■ Problem to work on ■
Write out every record below exactly as it appears.

(Raw records)
----------

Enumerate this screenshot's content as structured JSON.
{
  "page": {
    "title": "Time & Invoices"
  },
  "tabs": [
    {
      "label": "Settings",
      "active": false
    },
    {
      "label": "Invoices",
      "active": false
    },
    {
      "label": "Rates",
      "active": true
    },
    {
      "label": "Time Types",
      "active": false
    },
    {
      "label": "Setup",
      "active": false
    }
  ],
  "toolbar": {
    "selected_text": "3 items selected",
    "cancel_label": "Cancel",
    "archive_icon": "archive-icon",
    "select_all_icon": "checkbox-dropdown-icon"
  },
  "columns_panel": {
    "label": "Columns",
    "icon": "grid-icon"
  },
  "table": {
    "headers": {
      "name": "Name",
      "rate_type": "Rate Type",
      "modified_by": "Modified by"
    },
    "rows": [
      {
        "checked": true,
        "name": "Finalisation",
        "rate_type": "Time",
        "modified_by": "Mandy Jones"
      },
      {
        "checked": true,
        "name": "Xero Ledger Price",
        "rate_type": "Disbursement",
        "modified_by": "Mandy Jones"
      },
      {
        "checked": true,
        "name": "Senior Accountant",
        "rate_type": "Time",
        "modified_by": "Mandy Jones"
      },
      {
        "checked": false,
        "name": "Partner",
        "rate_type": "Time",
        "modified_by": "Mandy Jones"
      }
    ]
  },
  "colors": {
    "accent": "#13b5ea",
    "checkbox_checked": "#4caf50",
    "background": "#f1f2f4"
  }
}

----------

■ Result below ■
Enumerate this screenshot's content as structured JSON.
{
  "page": {
    "title": "Time & Invoices"
  },
  "tabs": [
    {
      "label": "Settings",
      "active": false
    },
    {
      "label": "Invoices",
      "active": false
    },
    {
      "label": "Rates",
      "active": true
    },
    {
      "label": "Time Types",
      "active": false
    },
    {
      "label": "Setup",
      "active": false
    }
  ],
  "toolbar": {
    "selected_text": "3 items selected",
    "cancel_label": "Cancel",
    "archive_icon": "archive-icon",
    "select_all_icon": "checkbox-dropdown-icon"
  },
  "columns_panel": {
    "label": "Columns",
    "icon": "grid-icon"
  },
  "table": {
    "headers": {
      "name": "Name",
      "rate_type": "Rate Type",
      "modified_by": "Modified by"
    },
    "rows": [
      {
        "checked": true,
        "name": "Finalisation",
        "rate_type": "Time",
        "modified_by": "Mandy Jones"
      },
      {
        "checked": true,
        "name": "Xero Ledger Price",
        "rate_type": "Disbursement",
        "modified_by": "Mandy Jones"
      },
      {
        "checked": true,
        "name": "Senior Accountant",
        "rate_type": "Time",
        "modified_by": "Mandy Jones"
      },
      {
        "checked": false,
        "name": "Partner",
        "rate_type": "Time",
        "modified_by": "Mandy Jones"
      }
    ]
  },
  "colors": {
    "accent": "#13b5ea",
    "checkbox_checked": "#4caf50",
    "background": "#f1f2f4"
  }
}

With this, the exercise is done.